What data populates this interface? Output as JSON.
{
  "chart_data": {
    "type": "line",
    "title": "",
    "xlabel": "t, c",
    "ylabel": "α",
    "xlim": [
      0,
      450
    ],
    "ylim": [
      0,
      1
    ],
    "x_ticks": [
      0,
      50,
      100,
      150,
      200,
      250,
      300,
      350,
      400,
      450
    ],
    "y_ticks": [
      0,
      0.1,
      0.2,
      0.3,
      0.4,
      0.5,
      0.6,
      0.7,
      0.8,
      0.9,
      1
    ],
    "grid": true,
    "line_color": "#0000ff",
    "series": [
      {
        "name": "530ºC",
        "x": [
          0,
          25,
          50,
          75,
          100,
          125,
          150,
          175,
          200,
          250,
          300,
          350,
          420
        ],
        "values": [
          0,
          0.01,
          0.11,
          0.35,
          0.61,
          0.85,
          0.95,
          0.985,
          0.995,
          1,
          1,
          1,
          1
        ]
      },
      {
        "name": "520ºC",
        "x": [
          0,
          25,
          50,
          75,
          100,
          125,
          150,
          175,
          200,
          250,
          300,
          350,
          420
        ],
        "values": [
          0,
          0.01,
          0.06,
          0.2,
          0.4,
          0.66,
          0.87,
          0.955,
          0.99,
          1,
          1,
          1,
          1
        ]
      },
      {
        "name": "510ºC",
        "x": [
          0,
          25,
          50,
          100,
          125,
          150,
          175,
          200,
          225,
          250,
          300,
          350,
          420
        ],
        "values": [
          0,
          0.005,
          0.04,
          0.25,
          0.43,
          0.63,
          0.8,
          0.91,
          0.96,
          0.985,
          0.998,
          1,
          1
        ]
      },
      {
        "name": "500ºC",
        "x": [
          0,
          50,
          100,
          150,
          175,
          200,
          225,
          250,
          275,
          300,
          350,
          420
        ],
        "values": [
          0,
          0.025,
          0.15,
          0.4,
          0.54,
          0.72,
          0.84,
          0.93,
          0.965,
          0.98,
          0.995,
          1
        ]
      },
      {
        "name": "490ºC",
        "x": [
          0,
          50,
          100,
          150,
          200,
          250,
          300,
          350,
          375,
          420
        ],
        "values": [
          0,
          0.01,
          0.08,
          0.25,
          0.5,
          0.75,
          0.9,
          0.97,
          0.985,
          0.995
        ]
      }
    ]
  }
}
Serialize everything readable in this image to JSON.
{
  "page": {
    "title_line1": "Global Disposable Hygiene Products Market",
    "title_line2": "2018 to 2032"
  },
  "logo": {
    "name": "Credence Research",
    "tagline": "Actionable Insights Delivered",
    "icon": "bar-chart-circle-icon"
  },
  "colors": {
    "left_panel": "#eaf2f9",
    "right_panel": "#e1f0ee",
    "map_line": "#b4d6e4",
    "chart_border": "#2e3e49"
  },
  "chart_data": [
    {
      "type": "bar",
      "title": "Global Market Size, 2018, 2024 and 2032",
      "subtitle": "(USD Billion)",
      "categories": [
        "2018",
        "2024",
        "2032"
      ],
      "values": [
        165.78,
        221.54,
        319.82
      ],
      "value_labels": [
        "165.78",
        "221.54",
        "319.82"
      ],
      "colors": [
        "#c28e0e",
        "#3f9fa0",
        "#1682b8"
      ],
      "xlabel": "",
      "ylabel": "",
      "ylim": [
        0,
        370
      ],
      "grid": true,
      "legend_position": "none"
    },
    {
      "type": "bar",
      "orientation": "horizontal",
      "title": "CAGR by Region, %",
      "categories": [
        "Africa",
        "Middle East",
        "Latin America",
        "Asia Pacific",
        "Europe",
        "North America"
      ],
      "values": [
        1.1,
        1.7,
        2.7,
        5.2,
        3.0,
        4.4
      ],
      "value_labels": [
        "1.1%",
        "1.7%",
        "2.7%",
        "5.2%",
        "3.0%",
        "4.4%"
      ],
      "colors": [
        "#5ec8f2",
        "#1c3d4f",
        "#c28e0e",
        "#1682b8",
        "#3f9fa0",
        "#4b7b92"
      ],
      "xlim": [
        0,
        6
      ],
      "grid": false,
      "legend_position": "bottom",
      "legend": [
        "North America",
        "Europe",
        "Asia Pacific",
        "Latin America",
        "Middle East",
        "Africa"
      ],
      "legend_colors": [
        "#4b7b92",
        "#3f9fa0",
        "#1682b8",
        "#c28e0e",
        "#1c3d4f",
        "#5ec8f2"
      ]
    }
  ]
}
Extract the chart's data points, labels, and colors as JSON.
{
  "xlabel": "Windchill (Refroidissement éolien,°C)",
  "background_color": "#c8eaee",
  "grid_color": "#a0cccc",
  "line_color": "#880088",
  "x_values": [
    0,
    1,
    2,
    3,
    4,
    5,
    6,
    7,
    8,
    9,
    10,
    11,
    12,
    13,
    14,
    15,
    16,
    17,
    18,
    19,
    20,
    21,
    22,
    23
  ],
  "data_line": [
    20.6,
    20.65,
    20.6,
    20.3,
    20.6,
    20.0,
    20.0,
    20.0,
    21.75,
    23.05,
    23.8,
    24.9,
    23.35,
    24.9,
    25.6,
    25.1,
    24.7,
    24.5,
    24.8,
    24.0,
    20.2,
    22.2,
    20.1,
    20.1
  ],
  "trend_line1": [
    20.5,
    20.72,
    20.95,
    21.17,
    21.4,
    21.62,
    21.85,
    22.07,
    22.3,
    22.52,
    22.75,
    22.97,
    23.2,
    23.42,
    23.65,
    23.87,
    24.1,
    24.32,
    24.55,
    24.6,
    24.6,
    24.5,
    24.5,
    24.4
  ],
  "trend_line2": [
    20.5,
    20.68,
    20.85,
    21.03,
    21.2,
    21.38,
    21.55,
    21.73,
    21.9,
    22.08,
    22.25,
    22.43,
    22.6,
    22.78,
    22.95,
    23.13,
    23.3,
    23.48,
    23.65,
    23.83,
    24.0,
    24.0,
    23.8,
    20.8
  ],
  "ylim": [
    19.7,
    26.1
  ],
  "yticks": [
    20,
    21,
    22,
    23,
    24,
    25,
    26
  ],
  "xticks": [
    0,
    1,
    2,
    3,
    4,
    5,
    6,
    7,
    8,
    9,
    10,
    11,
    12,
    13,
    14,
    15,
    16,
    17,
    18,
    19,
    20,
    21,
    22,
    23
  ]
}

→ Task to complete:
Take the lines above and retype all of them exactly.

→ Solution to the exercise:
What data populates this interface? Output as JSON.
{
  "chart_data": {
    "type": "line",
    "title": "",
    "xlabel": "t, c",
    "ylabel": "α",
    "xlim": [
      0,
      450
    ],
    "ylim": [
      0,
      1
    ],
    "x_ticks": [
      0,
      50,
      100,
      150,
      200,
      250,
      300,
      350,
      400,
      450
    ],
    "y_ticks": [
      0,
      0.1,
      0.2,
      0.3,
      0.4,
      0.5,
      0.6,
      0.7,
      0.8,
      0.9,
      1
    ],
    "grid": true,
    "line_color": "#0000ff",
    "series": [
      {
        "name": "530ºC",
        "x": [
          0,
          25,
          50,
          75,
          100,
          125,
          150,
          175,
          200,
          250,
          300,
          350,
          420
        ],
        "values": [
          0,
          0.01,
          0.11,
          0.35,
          0.61,
          0.85,
          0.95,
          0.985,
          0.995,
          1,
          1,
          1,
          1
        ]
      },
      {
        "name": "520ºC",
        "x": [
          0,
          25,
          50,
          75,
          100,
          125,
          150,
          175,
          200,
          250,
          300,
          350,
          420
        ],
        "values": [
          0,
          0.01,
          0.06,
          0.2,
          0.4,
          0.66,
          0.87,
          0.955,
          0.99,
          1,
          1,
          1,
          1
        ]
      },
      {
        "name": "510ºC",
        "x": [
          0,
          25,
          50,
          100,
          125,
          150,
          175,
          200,
          225,
          250,
          300,
          350,
          420
        ],
        "values": [
          0,
          0.005,
          0.04,
          0.25,
          0.43,
          0.63,
          0.8,
          0.91,
          0.96,
          0.985,
          0.998,
          1,
          1
        ]
      },
      {
        "name": "500ºC",
        "x": [
          0,
          50,
          100,
          150,
          175,
          200,
          225,
          250,
          275,
          300,
          350,
          420
        ],
        "values": [
          0,
          0.025,
          0.15,
          0.4,
          0.54,
          0.72,
          0.84,
          0.93,
          0.965,
          0.98,
          0.995,
          1
        ]
      },
      {
        "name": "490ºC",
        "x": [
          0,
          50,
          100,
          150,
          200,
          250,
          300,
          350,
          375,
          420
        ],
        "values": [
          0,
          0.01,
          0.08,
          0.25,
          0.5,
          0.75,
          0.9,
          0.97,
          0.985,
          0.995
        ]
      }
    ]
  }
}
Serialize everything readable in this image to JSON.
{
  "page": {
    "title_line1": "Global Disposable Hygiene Products Market",
    "title_line2": "2018 to 2032"
  },
  "logo": {
    "name": "Credence Research",
    "tagline": "Actionable Insights Delivered",
    "icon": "bar-chart-circle-icon"
  },
  "colors": {
    "left_panel": "#eaf2f9",
    "right_panel": "#e1f0ee",
    "map_line": "#b4d6e4",
    "chart_border": "#2e3e49"
  },
  "chart_data": [
    {
      "type": "bar",
      "title": "Global Market Size, 2018, 2024 and 2032",
      "subtitle": "(USD Billion)",
      "categories": [
        "2018",
        "2024",
        "2032"
      ],
      "values": [
        165.78,
        221.54,
        319.82
      ],
      "value_labels": [
        "165.78",
        "221.54",
        "319.82"
      ],
      "colors": [
        "#c28e0e",
        "#3f9fa0",
        "#1682b8"
      ],
      "xlabel": "",
      "ylabel": "",
      "ylim": [
        0,
        370
      ],
      "grid": true,
      "legend_position": "none"
    },
    {
      "type": "bar",
      "orientation": "horizontal",
      "title": "CAGR by Region, %",
      "categories": [
        "Africa",
        "Middle East",
        "Latin America",
        "Asia Pacific",
        "Europe",
        "North America"
      ],
      "values": [
        1.1,
        1.7,
        2.7,
        5.2,
        3.0,
        4.4
      ],
      "value_labels": [
        "1.1%",
        "1.7%",
        "2.7%",
        "5.2%",
        "3.0%",
        "4.4%"
      ],
      "colors": [
        "#5ec8f2",
        "#1c3d4f",
        "#c28e0e",
        "#1682b8",
        "#3f9fa0",
        "#4b7b92"
      ],
      "xlim": [
        0,
        6
      ],
      "grid": false,
      "legend_position": "bottom",
      "legend": [
        "North America",
        "Europe",
        "Asia Pacific",
        "Latin America",
        "Middle East",
        "Africa"
      ],
      "legend_colors": [
        "#4b7b92",
        "#3f9fa0",
        "#1682b8",
        "#c28e0e",
        "#1c3d4f",
        "#5ec8f2"
      ]
    }
  ]
}
Extract the chart's data points, labels, and colors as JSON.
{
  "xlabel": "Windchill (Refroidissement éolien,°C)",
  "background_color": "#c8eaee",
  "grid_color": "#a0cccc",
  "line_color": "#880088",
  "x_values": [
    0,
    1,
    2,
    3,
    4,
    5,
    6,
    7,
    8,
    9,
    10,
    11,
    12,
    13,
    14,
    15,
    16,
    17,
    18,
    19,
    20,
    21,
    22,
    23
  ],
  "data_line": [
    20.6,
    20.65,
    20.6,
    20.3,
    20.6,
    20.0,
    20.0,
    20.0,
    21.75,
    23.05,
    23.8,
    24.9,
    23.35,
    24.9,
    25.6,
    25.1,
    24.7,
    24.5,
    24.8,
    24.0,
    20.2,
    22.2,
    20.1,
    20.1
  ],
  "trend_line1": [
    20.5,
    20.72,
    20.95,
    21.17,
    21.4,
    21.62,
    21.85,
    22.07,
    22.3,
    22.52,
    22.75,
    22.97,
    23.2,
    23.42,
    23.65,
    23.87,
    24.1,
    24.32,
    24.55,
    24.6,
    24.6,
    24.5,
    24.5,
    24.4
  ],
  "trend_line2": [
    20.5,
    20.68,
    20.85,
    21.03,
    21.2,
    21.38,
    21.55,
    21.73,
    21.9,
    22.08,
    22.25,
    22.43,
    22.6,
    22.78,
    22.95,
    23.13,
    23.3,
    23.48,
    23.65,
    23.83,
    24.0,
    24.0,
    23.8,
    20.8
  ],
  "ylim": [
    19.7,
    26.1
  ],
  "yticks": [
    20,
    21,
    22,
    23,
    24,
    25,
    26
  ],
  "xticks": [
    0,
    1,
    2,
    3,
    4,
    5,
    6,
    7,
    8,
    9,
    10,
    11,
    12,
    13,
    14,
    15,
    16,
    17,
    18,
    19,
    20,
    21,
    22,
    23
  ]
}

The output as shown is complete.